**WRITTEN INSTRUCTION**. Copy the records below exactly, omitting any pictures they contain.

[Lines of data]
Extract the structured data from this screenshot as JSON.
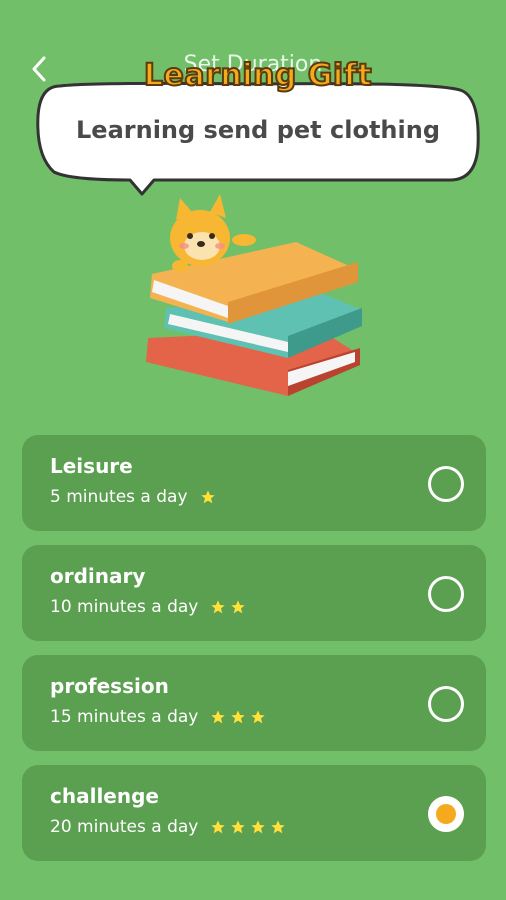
{
  "header": {
    "back_icon": "chevron-left-icon",
    "title": "Set Duration"
  },
  "bubble": {
    "heading": "Learning Gift",
    "text": "Learning send pet clothing"
  },
  "colors": {
    "background": "#72bf6a",
    "card": "#5b9f50",
    "accent": "#f5a91d",
    "star": "#ffe13a"
  },
  "options": [
    {
      "name": "Leisure",
      "desc": "5 minutes a day",
      "stars": 1,
      "selected": false
    },
    {
      "name": "ordinary",
      "desc": "10 minutes a day",
      "stars": 2,
      "selected": false
    },
    {
      "name": "profession",
      "desc": "15 minutes a day",
      "stars": 3,
      "selected": false
    },
    {
      "name": "challenge",
      "desc": "20 minutes a day",
      "stars": 4,
      "selected": true
    }
  ]
}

**TASK RESPONSE**.
Extract the structured data from this screenshot as JSON.
{
  "header": {
    "back_icon": "chevron-left-icon",
    "title": "Set Duration"
  },
  "bubble": {
    "heading": "Learning Gift",
    "text": "Learning send pet clothing"
  },
  "colors": {
    "background": "#72bf6a",
    "card": "#5b9f50",
    "accent": "#f5a91d",
    "star": "#ffe13a"
  },
  "options": [
    {
      "name": "Leisure",
      "desc": "5 minutes a day",
      "stars": 1,
      "selected": false
    },
    {
      "name": "ordinary",
      "desc": "10 minutes a day",
      "stars": 2,
      "selected": false
    },
    {
      "name": "profession",
      "desc": "15 minutes a day",
      "stars": 3,
      "selected": false
    },
    {
      "name": "challenge",
      "desc": "20 minutes a day",
      "stars": 4,
      "selected": true
    }
  ]
}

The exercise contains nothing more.